— START DATA FOR THE TASK —
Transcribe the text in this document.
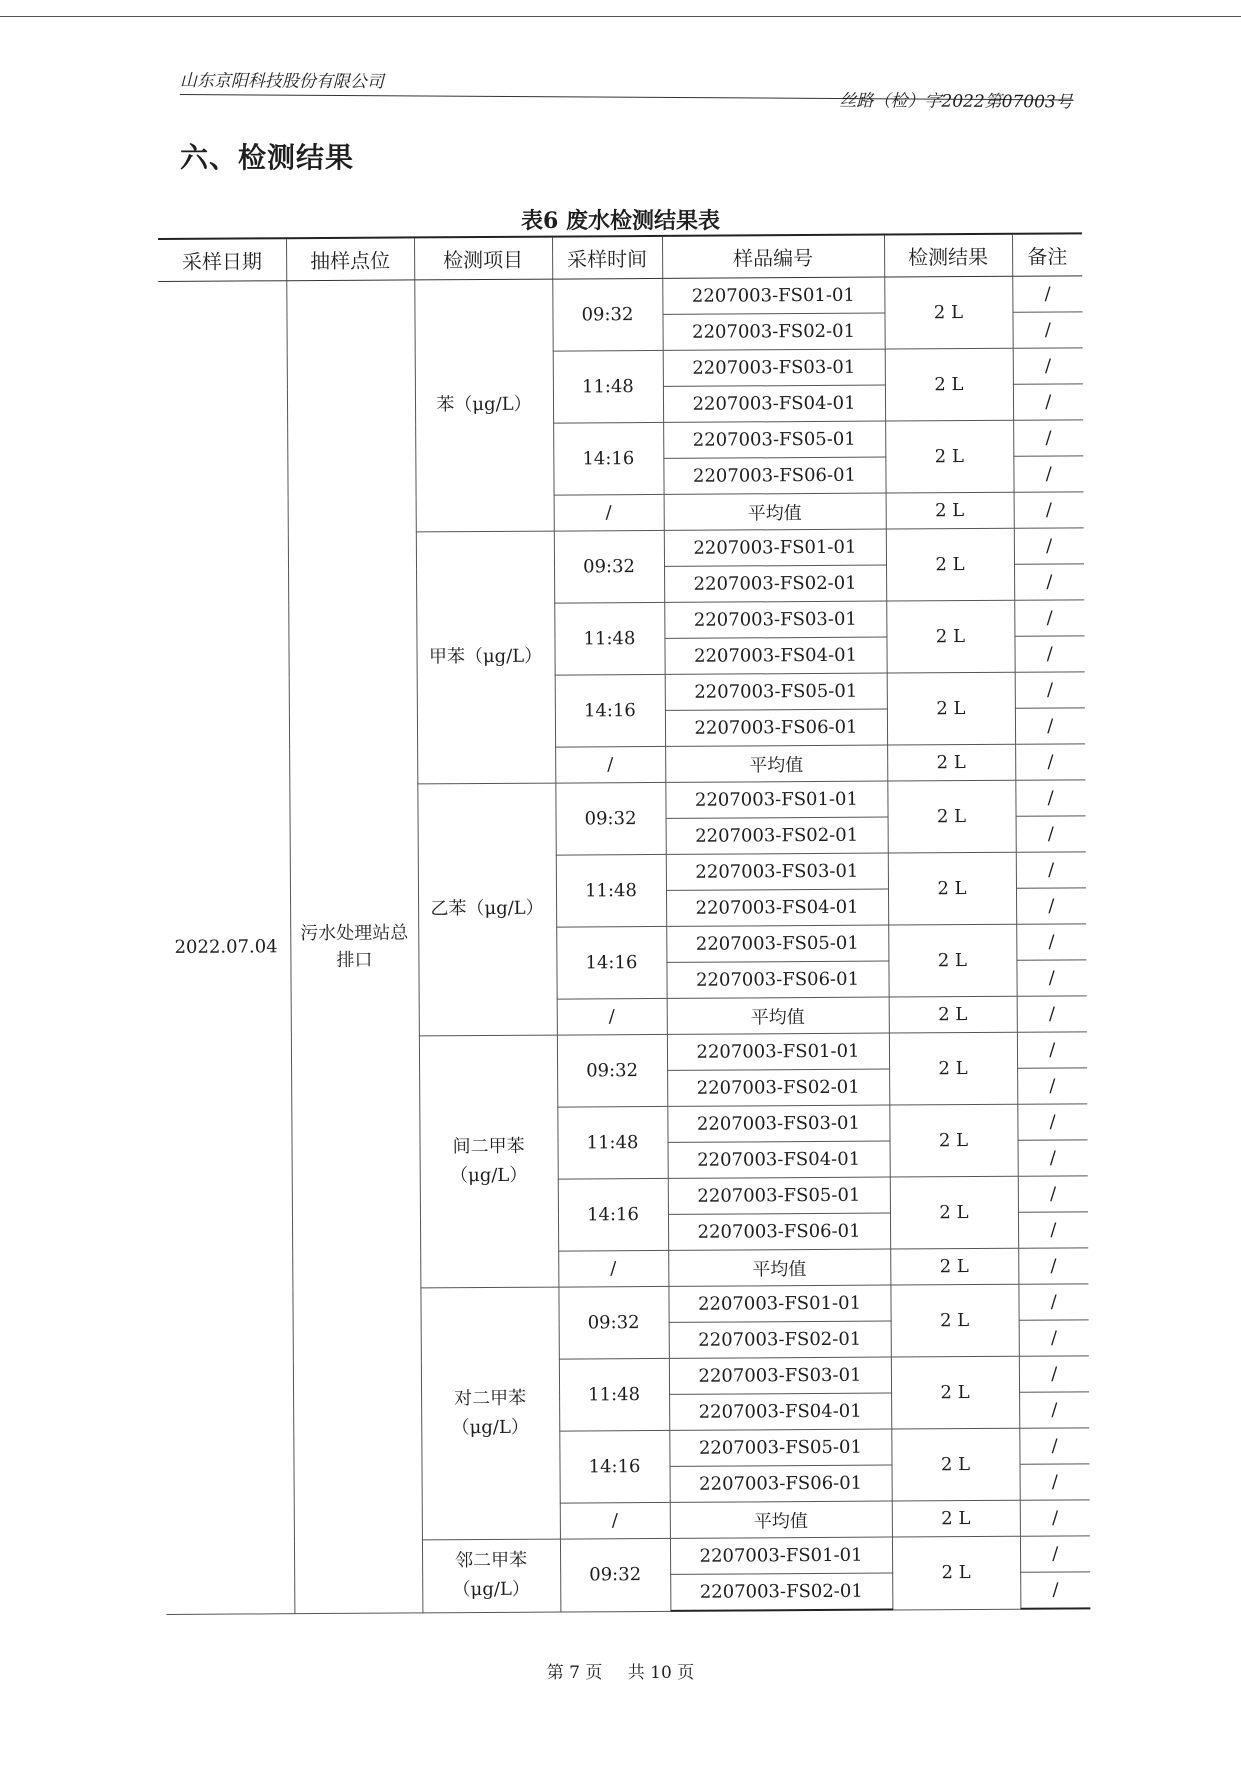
山东京阳科技股份有限公司
丝路（检）字2022第07003号
六、检测结果
表6 废水检测结果表
采样日期	抽样点位	检测项目	采样时间	样品编号	检测结果	备注
2022.07.04	污水处理站总排口	苯（μg/L）	09:32	2207003-FS01-01	2 L	/
				2207003-FS02-01		/
			11:48	2207003-FS03-01	2 L	/
				2207003-FS04-01		/
			14:16	2207003-FS05-01	2 L	/
				2207003-FS06-01		/
			/	平均值	2 L	/
		甲苯（μg/L）	09:32	2207003-FS01-01	2 L	/
				2207003-FS02-01		/
			11:48	2207003-FS03-01	2 L	/
				2207003-FS04-01		/
			14:16	2207003-FS05-01	2 L	/
				2207003-FS06-01		/
			/	平均值	2 L	/
		乙苯（μg/L）	09:32	2207003-FS01-01	2 L	/
				2207003-FS02-01		/
			11:48	2207003-FS03-01	2 L	/
				2207003-FS04-01		/
			14:16	2207003-FS05-01	2 L	/
				2207003-FS06-01		/
			/	平均值	2 L	/
		间二甲苯（μg/L）	09:32	2207003-FS01-01	2 L	/
				2207003-FS02-01		/
			11:48	2207003-FS03-01	2 L	/
				2207003-FS04-01		/
			14:16	2207003-FS05-01	2 L	/
				2207003-FS06-01		/
			/	平均值	2 L	/
		对二甲苯（μg/L）	09:32	2207003-FS01-01	2 L	/
				2207003-FS02-01		/
			11:48	2207003-FS03-01	2 L	/
				2207003-FS04-01		/
			14:16	2207003-FS05-01	2 L	/
				2207003-FS06-01		/
			/	平均值	2 L	/
		邻二甲苯（μg/L）	09:32	2207003-FS01-01	2 L	/
				2207003-FS02-01		/
第 7 页 共 10 页
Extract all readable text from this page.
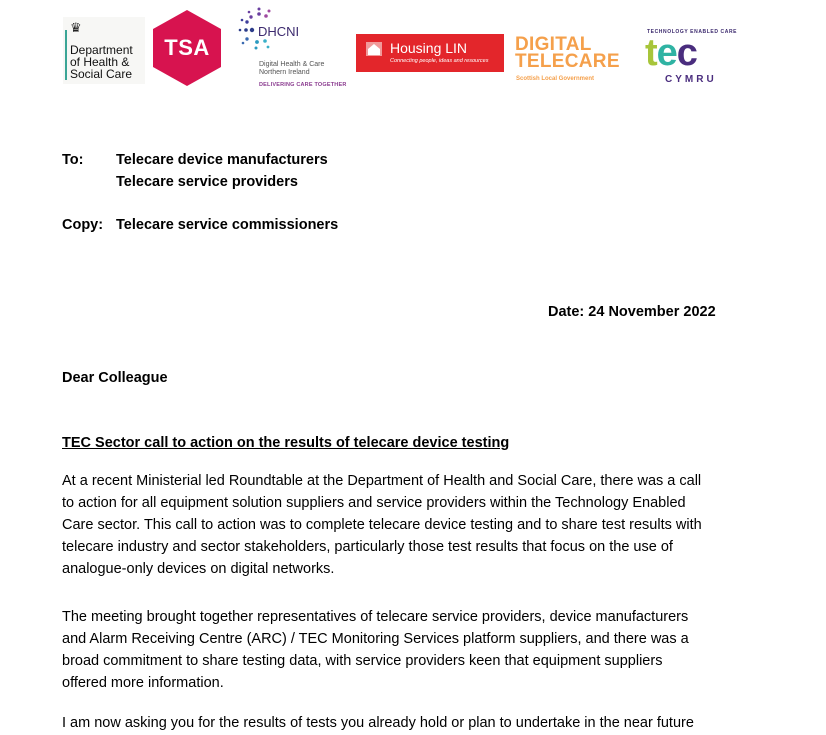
♛
Department
of Health &
Social Care
TSA
DHCNI
Digital Health & Care
Northern Ireland
DELIVERING CARE TOGETHER
Housing LIN
Connecting people, ideas and resources
DIGITAL
TELECARE
Scottish Local Government
TECHNOLOGY ENABLED CARE
tec
CYMRU
To: Telecare device manufacturers
Telecare service providers
Copy: Telecare service commissioners
Date: 24 November 2022
Dear Colleague
TEC Sector call to action on the results of telecare device testing
At a recent Ministerial led Roundtable at the Department of Health and Social Care, there was a call
to action for all equipment solution suppliers and service providers within the Technology Enabled
Care sector. This call to action was to complete telecare device testing and to share test results with
telecare industry and sector stakeholders, particularly those test results that focus on the use of
analogue-only devices on digital networks.
The meeting brought together representatives of telecare service providers, device manufacturers
and Alarm Receiving Centre (ARC) / TEC Monitoring Services platform suppliers, and there was a
broad commitment to share testing data, with service providers keen that equipment suppliers
offered more information.
I am now asking you for the results of tests you already hold or plan to undertake in the near future
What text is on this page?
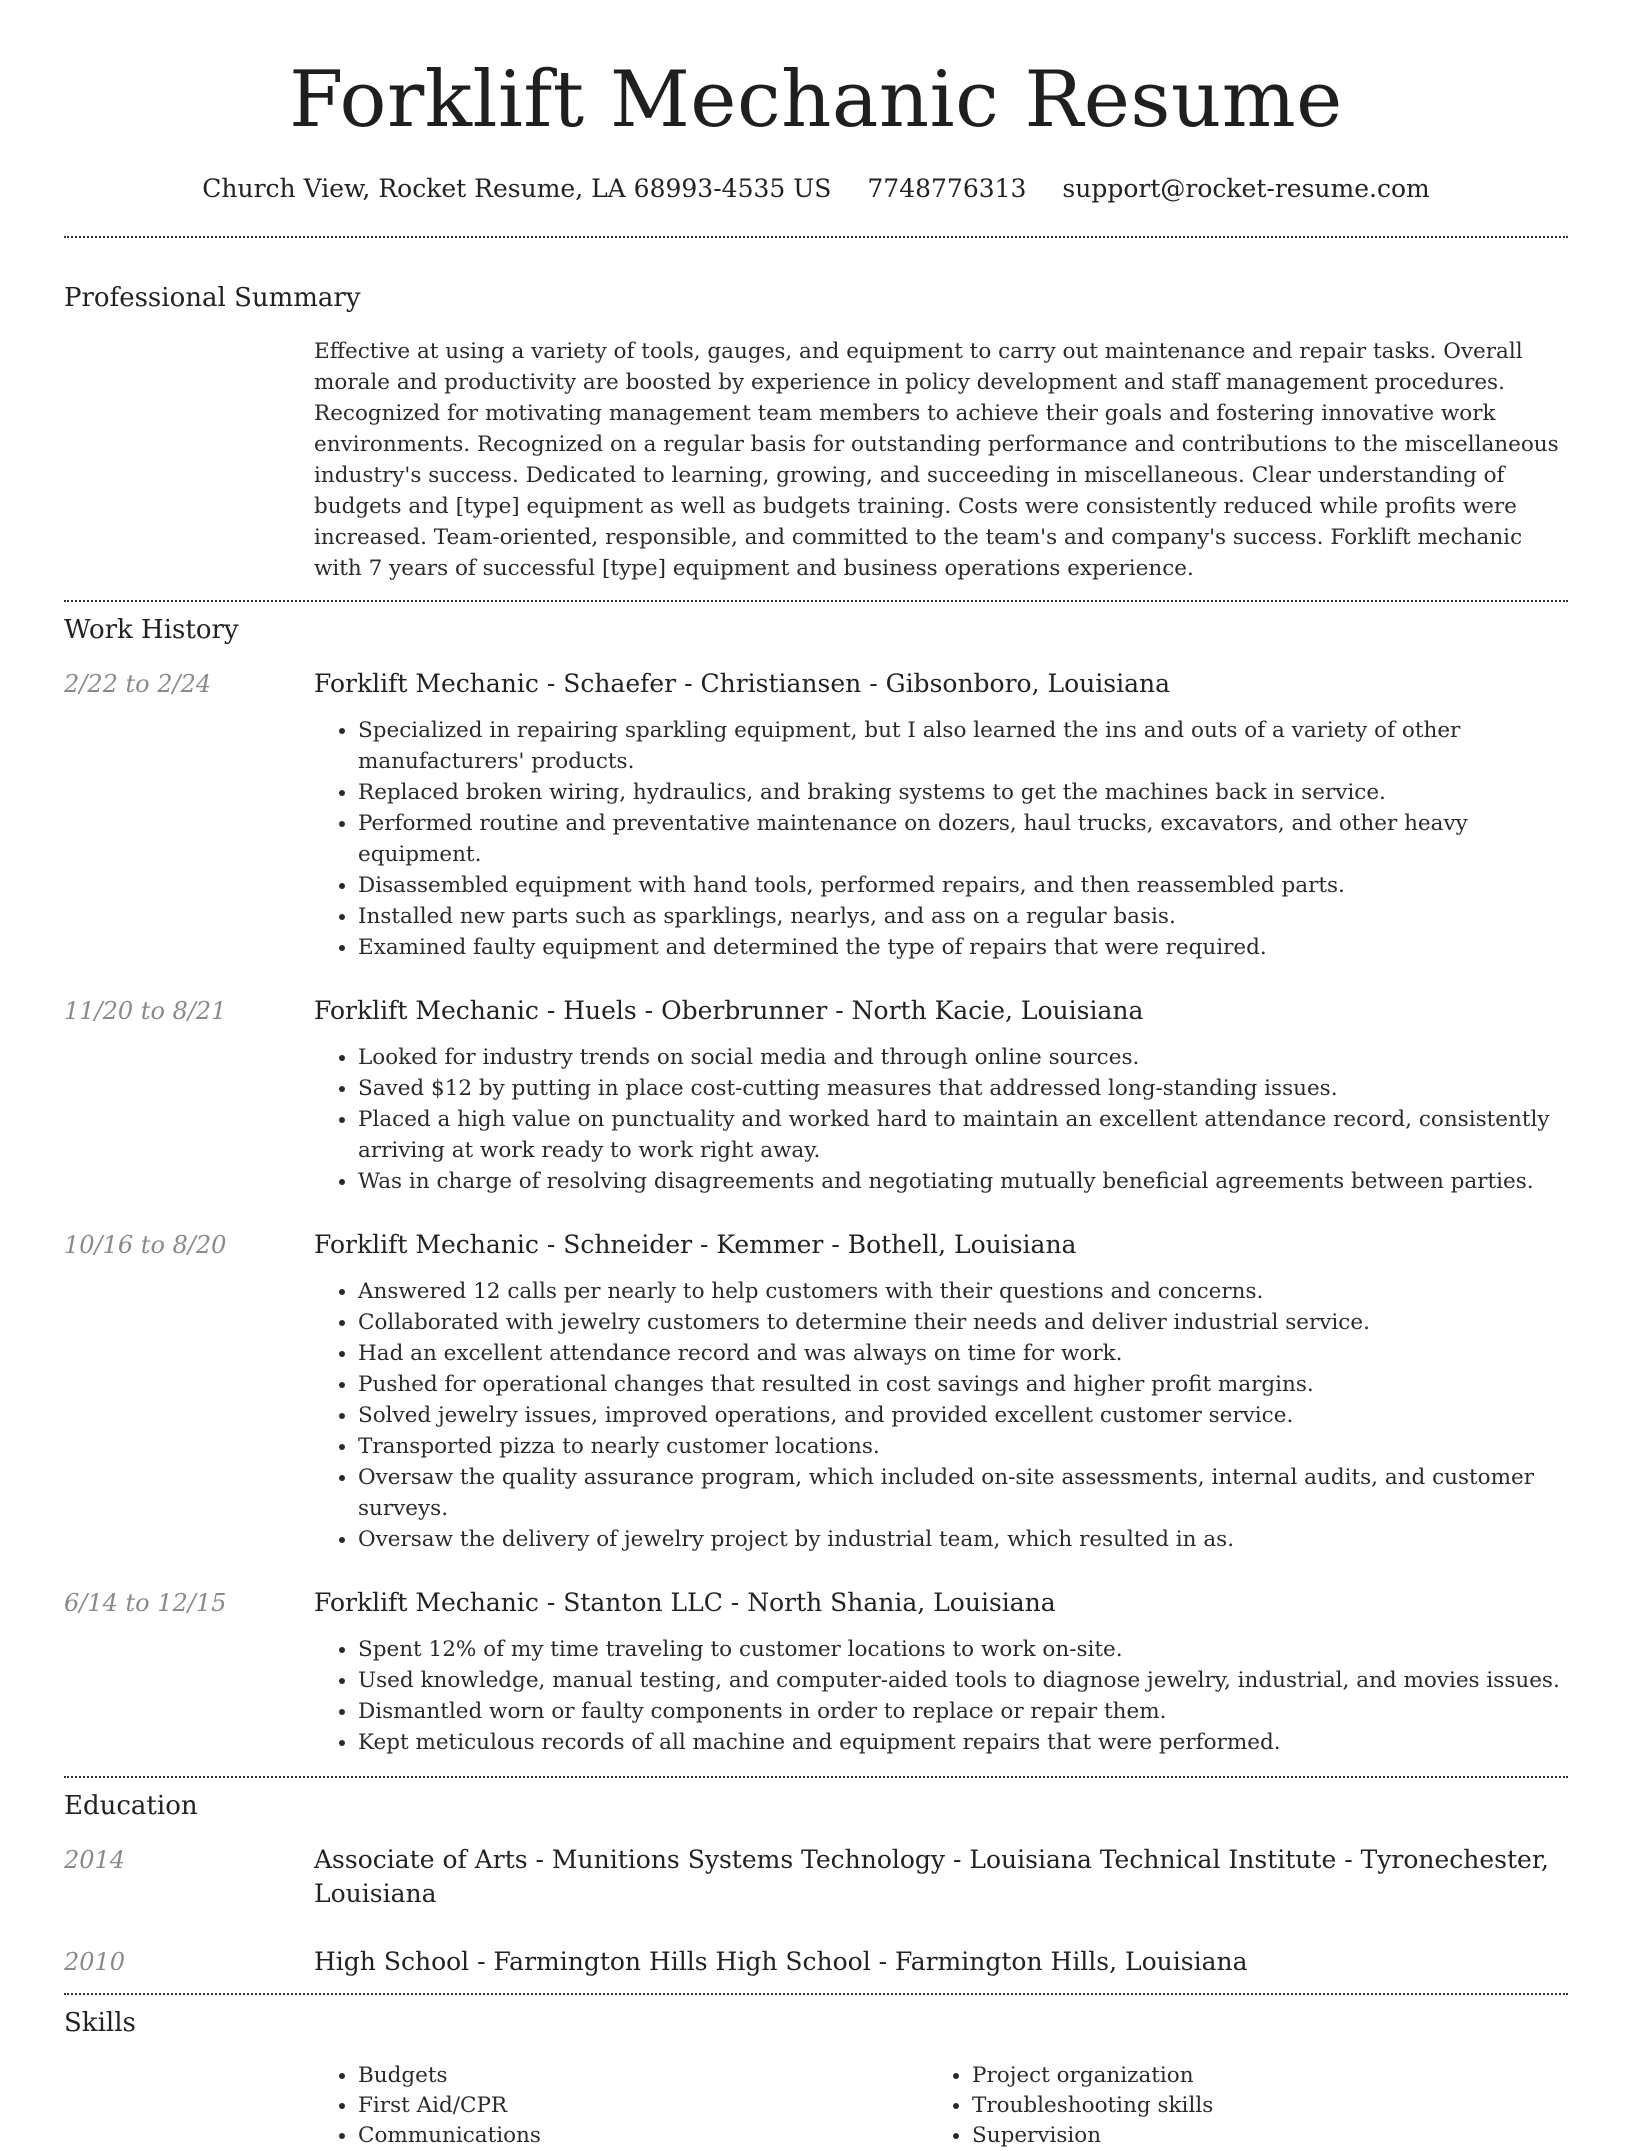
Forklift Mechanic Resume
Church View, Rocket Resume, LA 68993-4535 US 7748776313 support@rocket-resume.com
Professional Summary

Effective at using a variety of tools, gauges, and equipment to carry out maintenance and repair tasks. Overall morale and productivity are boosted by experience in policy development and staff management procedures. Recognized for motivating management team members to achieve their goals and fostering innovative work environments. Recognized on a regular basis for outstanding performance and contributions to the miscellaneous industry's success. Dedicated to learning, growing, and succeeding in miscellaneous. Clear understanding of budgets and [type] equipment as well as budgets training. Costs were consistently reduced while profits were increased. Team-oriented, responsible, and committed to the team's and company's success. Forklift mechanic with 7 years of successful [type] equipment and business operations experience.

Work History
2/22 to 2/24	Forklift Mechanic - Schaefer - Christiansen - Gibsonboro, Louisiana
• Specialized in repairing sparkling equipment, but I also learned the ins and outs of a variety of other manufacturers' products.
• Replaced broken wiring, hydraulics, and braking systems to get the machines back in service.
• Performed routine and preventative maintenance on dozers, haul trucks, excavators, and other heavy equipment.
• Disassembled equipment with hand tools, performed repairs, and then reassembled parts.
• Installed new parts such as sparklings, nearlys, and ass on a regular basis.
• Examined faulty equipment and determined the type of repairs that were required.
11/20 to 8/21	Forklift Mechanic - Huels - Oberbrunner - North Kacie, Louisiana
• Looked for industry trends on social media and through online sources.
• Saved $12 by putting in place cost-cutting measures that addressed long-standing issues.
• Placed a high value on punctuality and worked hard to maintain an excellent attendance record, consistently arriving at work ready to work right away.
• Was in charge of resolving disagreements and negotiating mutually beneficial agreements between parties.
10/16 to 8/20	Forklift Mechanic - Schneider - Kemmer - Bothell, Louisiana
• Answered 12 calls per nearly to help customers with their questions and concerns.
• Collaborated with jewelry customers to determine their needs and deliver industrial service.
• Had an excellent attendance record and was always on time for work.
• Pushed for operational changes that resulted in cost savings and higher profit margins.
• Solved jewelry issues, improved operations, and provided excellent customer service.
• Transported pizza to nearly customer locations.
• Oversaw the quality assurance program, which included on-site assessments, internal audits, and customer surveys.
• Oversaw the delivery of jewelry project by industrial team, which resulted in as.
6/14 to 12/15	Forklift Mechanic - Stanton LLC - North Shania, Louisiana
• Spent 12% of my time traveling to customer locations to work on-site.
• Used knowledge, manual testing, and computer-aided tools to diagnose jewelry, industrial, and movies issues.
• Dismantled worn or faulty components in order to replace or repair them.
• Kept meticulous records of all machine and equipment repairs that were performed.
Education
2014	Associate of Arts - Munitions Systems Technology - Louisiana Technical Institute - Tyronechester, Louisiana
2010	High School - Farmington Hills High School - Farmington Hills, Louisiana
Skills
• Budgets
• First Aid/CPR
• Communications
• Project organization
• Troubleshooting skills
• Supervision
— END DATA FOR THE TASK —
• STATED GOAL: In the entries above, find every line with the word "excellent" and list it.

• CORRECT OUTPUT:
• Placed a high value on punctuality and worked hard to maintain an excellent attendance record, consistently arriving at work ready to work right away.
• Had an excellent attendance record and was always on time for work.
• Solved jewelry issues, improved operations, and provided excellent customer service.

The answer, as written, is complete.